_EXERCISE GOAL_. Repeat every line below exactly, word for word.

━━━ RECORDS FOR THE TASK

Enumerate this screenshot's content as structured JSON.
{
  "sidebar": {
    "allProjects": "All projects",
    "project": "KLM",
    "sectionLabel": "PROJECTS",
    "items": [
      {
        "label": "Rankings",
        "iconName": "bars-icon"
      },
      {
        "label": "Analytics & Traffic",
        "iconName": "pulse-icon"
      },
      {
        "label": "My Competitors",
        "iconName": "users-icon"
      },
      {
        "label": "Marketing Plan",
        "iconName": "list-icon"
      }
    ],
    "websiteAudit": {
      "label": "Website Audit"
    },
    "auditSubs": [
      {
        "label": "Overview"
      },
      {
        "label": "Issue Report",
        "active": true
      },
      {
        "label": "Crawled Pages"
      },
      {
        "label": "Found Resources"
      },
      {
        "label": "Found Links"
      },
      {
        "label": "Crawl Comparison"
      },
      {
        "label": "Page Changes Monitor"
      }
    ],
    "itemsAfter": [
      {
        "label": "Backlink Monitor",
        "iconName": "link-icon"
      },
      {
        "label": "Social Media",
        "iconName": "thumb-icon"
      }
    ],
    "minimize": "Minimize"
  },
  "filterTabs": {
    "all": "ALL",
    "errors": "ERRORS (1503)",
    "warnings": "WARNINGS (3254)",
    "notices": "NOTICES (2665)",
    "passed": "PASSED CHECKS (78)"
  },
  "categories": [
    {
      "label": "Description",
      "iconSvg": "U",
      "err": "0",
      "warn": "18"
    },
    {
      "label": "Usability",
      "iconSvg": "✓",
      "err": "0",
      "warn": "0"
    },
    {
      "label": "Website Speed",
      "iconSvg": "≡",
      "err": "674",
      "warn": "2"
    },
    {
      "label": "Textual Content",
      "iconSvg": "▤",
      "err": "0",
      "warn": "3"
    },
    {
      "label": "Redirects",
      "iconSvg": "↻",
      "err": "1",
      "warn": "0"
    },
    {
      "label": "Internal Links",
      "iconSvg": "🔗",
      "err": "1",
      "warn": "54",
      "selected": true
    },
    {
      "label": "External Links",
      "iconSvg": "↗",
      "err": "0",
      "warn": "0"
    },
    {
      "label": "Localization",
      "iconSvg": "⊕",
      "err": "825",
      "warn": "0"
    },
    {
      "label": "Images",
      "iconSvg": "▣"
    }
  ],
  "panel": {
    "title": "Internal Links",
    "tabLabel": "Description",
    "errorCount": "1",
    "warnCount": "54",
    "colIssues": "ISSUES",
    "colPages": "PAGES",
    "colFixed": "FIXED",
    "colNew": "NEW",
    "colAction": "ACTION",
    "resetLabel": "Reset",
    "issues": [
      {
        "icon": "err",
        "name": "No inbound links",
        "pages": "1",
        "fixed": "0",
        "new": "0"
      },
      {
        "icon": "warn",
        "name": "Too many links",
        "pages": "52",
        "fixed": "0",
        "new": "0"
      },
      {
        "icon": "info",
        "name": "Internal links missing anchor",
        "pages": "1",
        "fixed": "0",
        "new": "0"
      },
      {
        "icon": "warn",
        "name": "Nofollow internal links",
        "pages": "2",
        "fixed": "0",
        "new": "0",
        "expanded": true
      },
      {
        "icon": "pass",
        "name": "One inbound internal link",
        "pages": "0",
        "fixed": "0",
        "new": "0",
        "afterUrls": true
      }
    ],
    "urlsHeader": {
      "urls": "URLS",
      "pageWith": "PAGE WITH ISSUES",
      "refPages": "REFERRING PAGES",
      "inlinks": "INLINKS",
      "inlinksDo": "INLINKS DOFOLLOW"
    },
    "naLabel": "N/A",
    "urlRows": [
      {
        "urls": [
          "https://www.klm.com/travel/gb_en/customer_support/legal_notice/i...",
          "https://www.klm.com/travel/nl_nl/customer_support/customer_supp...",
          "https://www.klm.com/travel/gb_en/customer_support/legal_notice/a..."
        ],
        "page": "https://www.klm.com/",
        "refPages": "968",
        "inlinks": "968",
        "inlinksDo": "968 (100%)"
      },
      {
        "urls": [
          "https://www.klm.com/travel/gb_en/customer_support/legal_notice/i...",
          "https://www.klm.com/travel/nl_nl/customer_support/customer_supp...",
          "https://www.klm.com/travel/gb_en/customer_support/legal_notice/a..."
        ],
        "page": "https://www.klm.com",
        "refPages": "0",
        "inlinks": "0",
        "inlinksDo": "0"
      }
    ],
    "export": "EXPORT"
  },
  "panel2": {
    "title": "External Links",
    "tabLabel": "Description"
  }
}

━━━━━━

_ANSWER BELOW_.
Enumerate this screenshot's content as structured JSON.
{
  "sidebar": {
    "allProjects": "All projects",
    "project": "KLM",
    "sectionLabel": "PROJECTS",
    "items": [
      {
        "label": "Rankings",
        "iconName": "bars-icon"
      },
      {
        "label": "Analytics & Traffic",
        "iconName": "pulse-icon"
      },
      {
        "label": "My Competitors",
        "iconName": "users-icon"
      },
      {
        "label": "Marketing Plan",
        "iconName": "list-icon"
      }
    ],
    "websiteAudit": {
      "label": "Website Audit"
    },
    "auditSubs": [
      {
        "label": "Overview"
      },
      {
        "label": "Issue Report",
        "active": true
      },
      {
        "label": "Crawled Pages"
      },
      {
        "label": "Found Resources"
      },
      {
        "label": "Found Links"
      },
      {
        "label": "Crawl Comparison"
      },
      {
        "label": "Page Changes Monitor"
      }
    ],
    "itemsAfter": [
      {
        "label": "Backlink Monitor",
        "iconName": "link-icon"
      },
      {
        "label": "Social Media",
        "iconName": "thumb-icon"
      }
    ],
    "minimize": "Minimize"
  },
  "filterTabs": {
    "all": "ALL",
    "errors": "ERRORS (1503)",
    "warnings": "WARNINGS (3254)",
    "notices": "NOTICES (2665)",
    "passed": "PASSED CHECKS (78)"
  },
  "categories": [
    {
      "label": "Description",
      "iconSvg": "U",
      "err": "0",
      "warn": "18"
    },
    {
      "label": "Usability",
      "iconSvg": "✓",
      "err": "0",
      "warn": "0"
    },
    {
      "label": "Website Speed",
      "iconSvg": "≡",
      "err": "674",
      "warn": "2"
    },
    {
      "label": "Textual Content",
      "iconSvg": "▤",
      "err": "0",
      "warn": "3"
    },
    {
      "label": "Redirects",
      "iconSvg": "↻",
      "err": "1",
      "warn": "0"
    },
    {
      "label": "Internal Links",
      "iconSvg": "🔗",
      "err": "1",
      "warn": "54",
      "selected": true
    },
    {
      "label": "External Links",
      "iconSvg": "↗",
      "err": "0",
      "warn": "0"
    },
    {
      "label": "Localization",
      "iconSvg": "⊕",
      "err": "825",
      "warn": "0"
    },
    {
      "label": "Images",
      "iconSvg": "▣"
    }
  ],
  "panel": {
    "title": "Internal Links",
    "tabLabel": "Description",
    "errorCount": "1",
    "warnCount": "54",
    "colIssues": "ISSUES",
    "colPages": "PAGES",
    "colFixed": "FIXED",
    "colNew": "NEW",
    "colAction": "ACTION",
    "resetLabel": "Reset",
    "issues": [
      {
        "icon": "err",
        "name": "No inbound links",
        "pages": "1",
        "fixed": "0",
        "new": "0"
      },
      {
        "icon": "warn",
        "name": "Too many links",
        "pages": "52",
        "fixed": "0",
        "new": "0"
      },
      {
        "icon": "info",
        "name": "Internal links missing anchor",
        "pages": "1",
        "fixed": "0",
        "new": "0"
      },
      {
        "icon": "warn",
        "name": "Nofollow internal links",
        "pages": "2",
        "fixed": "0",
        "new": "0",
        "expanded": true
      },
      {
        "icon": "pass",
        "name": "One inbound internal link",
        "pages": "0",
        "fixed": "0",
        "new": "0",
        "afterUrls": true
      }
    ],
    "urlsHeader": {
      "urls": "URLS",
      "pageWith": "PAGE WITH ISSUES",
      "refPages": "REFERRING PAGES",
      "inlinks": "INLINKS",
      "inlinksDo": "INLINKS DOFOLLOW"
    },
    "naLabel": "N/A",
    "urlRows": [
      {
        "urls": [
          "https://www.klm.com/travel/gb_en/customer_support/legal_notice/i...",
          "https://www.klm.com/travel/nl_nl/customer_support/customer_supp...",
          "https://www.klm.com/travel/gb_en/customer_support/legal_notice/a..."
        ],
        "page": "https://www.klm.com/",
        "refPages": "968",
        "inlinks": "968",
        "inlinksDo": "968 (100%)"
      },
      {
        "urls": [
          "https://www.klm.com/travel/gb_en/customer_support/legal_notice/i...",
          "https://www.klm.com/travel/nl_nl/customer_support/customer_supp...",
          "https://www.klm.com/travel/gb_en/customer_support/legal_notice/a..."
        ],
        "page": "https://www.klm.com",
        "refPages": "0",
        "inlinks": "0",
        "inlinksDo": "0"
      }
    ],
    "export": "EXPORT"
  },
  "panel2": {
    "title": "External Links",
    "tabLabel": "Description"
  }
}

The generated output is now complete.